Check each line of the records below for the word "JSON" and copy those where it appears.

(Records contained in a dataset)
#####

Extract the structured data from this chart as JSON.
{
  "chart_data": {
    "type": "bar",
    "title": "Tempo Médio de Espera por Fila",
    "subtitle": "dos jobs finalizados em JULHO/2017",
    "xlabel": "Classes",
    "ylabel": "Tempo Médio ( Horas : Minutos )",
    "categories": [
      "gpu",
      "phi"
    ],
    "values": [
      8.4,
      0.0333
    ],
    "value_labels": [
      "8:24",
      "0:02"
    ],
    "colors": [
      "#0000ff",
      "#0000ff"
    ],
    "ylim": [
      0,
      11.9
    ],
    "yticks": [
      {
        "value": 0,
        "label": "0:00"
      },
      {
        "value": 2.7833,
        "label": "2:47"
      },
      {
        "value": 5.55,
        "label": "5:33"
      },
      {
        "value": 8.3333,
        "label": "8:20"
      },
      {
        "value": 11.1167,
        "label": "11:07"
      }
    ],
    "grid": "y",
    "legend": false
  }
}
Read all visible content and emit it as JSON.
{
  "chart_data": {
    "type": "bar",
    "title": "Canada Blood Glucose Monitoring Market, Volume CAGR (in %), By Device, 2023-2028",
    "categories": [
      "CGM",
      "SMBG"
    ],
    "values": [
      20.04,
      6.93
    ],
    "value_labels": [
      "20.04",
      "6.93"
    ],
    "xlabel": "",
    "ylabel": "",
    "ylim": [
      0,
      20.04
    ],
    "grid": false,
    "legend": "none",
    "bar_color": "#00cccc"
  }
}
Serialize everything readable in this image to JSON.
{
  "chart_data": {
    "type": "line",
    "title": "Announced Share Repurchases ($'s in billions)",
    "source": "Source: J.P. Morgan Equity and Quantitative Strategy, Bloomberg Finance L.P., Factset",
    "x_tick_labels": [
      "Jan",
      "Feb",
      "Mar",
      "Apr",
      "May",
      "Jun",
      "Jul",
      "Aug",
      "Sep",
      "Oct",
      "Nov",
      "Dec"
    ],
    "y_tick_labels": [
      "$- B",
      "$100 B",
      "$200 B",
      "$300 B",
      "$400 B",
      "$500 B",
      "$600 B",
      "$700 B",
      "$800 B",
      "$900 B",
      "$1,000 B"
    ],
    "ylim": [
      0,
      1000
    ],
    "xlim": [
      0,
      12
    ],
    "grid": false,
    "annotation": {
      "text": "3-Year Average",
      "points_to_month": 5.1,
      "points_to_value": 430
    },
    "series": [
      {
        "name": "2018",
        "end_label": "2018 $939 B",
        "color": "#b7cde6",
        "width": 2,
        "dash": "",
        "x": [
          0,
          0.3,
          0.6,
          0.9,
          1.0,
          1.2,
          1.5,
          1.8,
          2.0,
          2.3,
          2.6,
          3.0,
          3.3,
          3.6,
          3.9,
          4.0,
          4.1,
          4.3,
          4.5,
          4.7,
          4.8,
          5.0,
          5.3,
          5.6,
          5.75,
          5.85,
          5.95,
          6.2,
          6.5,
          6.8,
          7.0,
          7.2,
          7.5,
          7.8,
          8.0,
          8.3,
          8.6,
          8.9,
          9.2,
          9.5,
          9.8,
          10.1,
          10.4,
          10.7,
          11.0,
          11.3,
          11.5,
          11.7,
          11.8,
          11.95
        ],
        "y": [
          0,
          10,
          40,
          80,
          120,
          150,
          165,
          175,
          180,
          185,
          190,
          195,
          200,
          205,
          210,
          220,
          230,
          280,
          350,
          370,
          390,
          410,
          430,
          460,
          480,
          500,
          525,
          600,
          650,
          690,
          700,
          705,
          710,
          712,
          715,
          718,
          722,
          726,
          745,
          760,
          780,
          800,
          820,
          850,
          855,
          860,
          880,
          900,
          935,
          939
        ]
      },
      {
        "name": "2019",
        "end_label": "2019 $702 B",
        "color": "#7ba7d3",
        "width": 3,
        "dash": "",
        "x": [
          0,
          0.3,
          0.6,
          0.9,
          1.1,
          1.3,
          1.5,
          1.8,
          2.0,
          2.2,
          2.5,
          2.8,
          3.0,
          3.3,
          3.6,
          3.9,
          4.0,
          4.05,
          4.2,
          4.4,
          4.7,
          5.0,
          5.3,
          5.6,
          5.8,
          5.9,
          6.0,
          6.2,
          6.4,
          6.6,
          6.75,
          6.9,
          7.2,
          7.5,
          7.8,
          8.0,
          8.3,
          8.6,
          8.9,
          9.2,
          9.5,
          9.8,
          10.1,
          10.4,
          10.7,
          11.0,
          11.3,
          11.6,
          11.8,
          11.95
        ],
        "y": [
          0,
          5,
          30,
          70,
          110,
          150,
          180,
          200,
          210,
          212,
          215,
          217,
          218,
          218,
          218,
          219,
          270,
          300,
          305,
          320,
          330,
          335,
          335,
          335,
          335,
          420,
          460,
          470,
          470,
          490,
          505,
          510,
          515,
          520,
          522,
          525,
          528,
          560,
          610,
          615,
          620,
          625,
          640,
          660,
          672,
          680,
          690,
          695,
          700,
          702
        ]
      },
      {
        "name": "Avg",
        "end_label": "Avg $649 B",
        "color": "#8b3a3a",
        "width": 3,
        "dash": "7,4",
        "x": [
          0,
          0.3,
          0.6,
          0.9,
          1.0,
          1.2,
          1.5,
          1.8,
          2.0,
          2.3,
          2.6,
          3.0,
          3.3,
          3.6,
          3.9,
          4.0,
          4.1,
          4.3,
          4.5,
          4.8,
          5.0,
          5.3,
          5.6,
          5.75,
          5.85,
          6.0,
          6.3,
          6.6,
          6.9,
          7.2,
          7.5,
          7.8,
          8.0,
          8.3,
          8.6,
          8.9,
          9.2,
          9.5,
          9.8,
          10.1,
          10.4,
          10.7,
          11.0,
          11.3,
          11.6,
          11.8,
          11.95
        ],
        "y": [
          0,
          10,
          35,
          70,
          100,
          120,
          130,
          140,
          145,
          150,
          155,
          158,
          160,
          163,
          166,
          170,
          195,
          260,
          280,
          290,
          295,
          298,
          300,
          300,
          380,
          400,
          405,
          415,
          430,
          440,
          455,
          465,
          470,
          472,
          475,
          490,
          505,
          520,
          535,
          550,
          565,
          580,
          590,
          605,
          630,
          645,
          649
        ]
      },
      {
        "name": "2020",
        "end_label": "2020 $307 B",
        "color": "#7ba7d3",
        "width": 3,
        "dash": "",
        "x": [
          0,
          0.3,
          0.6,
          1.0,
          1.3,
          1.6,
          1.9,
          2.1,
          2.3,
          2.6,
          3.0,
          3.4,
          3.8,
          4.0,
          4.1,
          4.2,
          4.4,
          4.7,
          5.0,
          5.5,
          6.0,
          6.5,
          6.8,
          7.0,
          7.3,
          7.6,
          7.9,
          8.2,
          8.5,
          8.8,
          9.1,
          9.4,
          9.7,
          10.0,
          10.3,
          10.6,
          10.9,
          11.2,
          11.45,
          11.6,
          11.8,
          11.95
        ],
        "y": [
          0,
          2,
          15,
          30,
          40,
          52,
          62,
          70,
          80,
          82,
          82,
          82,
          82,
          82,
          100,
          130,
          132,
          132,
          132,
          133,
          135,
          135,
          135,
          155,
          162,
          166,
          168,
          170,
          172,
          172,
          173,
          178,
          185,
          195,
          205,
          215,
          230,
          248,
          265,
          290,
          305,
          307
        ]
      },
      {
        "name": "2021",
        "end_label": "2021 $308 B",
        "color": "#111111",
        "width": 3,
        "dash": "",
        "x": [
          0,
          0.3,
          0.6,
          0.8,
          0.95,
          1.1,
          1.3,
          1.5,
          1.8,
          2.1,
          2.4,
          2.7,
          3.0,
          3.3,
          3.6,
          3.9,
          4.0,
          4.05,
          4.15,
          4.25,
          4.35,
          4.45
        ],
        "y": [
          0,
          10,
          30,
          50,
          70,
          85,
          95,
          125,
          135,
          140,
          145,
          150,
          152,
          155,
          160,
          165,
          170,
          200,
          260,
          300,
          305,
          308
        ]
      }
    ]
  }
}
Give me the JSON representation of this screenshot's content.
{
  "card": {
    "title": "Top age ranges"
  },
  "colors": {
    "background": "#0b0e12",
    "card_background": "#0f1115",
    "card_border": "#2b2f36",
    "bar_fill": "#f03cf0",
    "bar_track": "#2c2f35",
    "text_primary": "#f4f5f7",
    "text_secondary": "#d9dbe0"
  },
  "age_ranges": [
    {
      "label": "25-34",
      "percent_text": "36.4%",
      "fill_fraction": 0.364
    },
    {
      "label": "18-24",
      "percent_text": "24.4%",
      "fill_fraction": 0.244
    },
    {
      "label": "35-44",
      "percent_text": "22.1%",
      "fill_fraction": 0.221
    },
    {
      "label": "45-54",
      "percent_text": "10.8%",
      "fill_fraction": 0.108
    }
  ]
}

#####

*Exercise response:*
Extract the structured data from this chart as JSON.
Read all visible content and emit it as JSON.
Serialize everything readable in this image to JSON.
Give me the JSON representation of this screenshot's content.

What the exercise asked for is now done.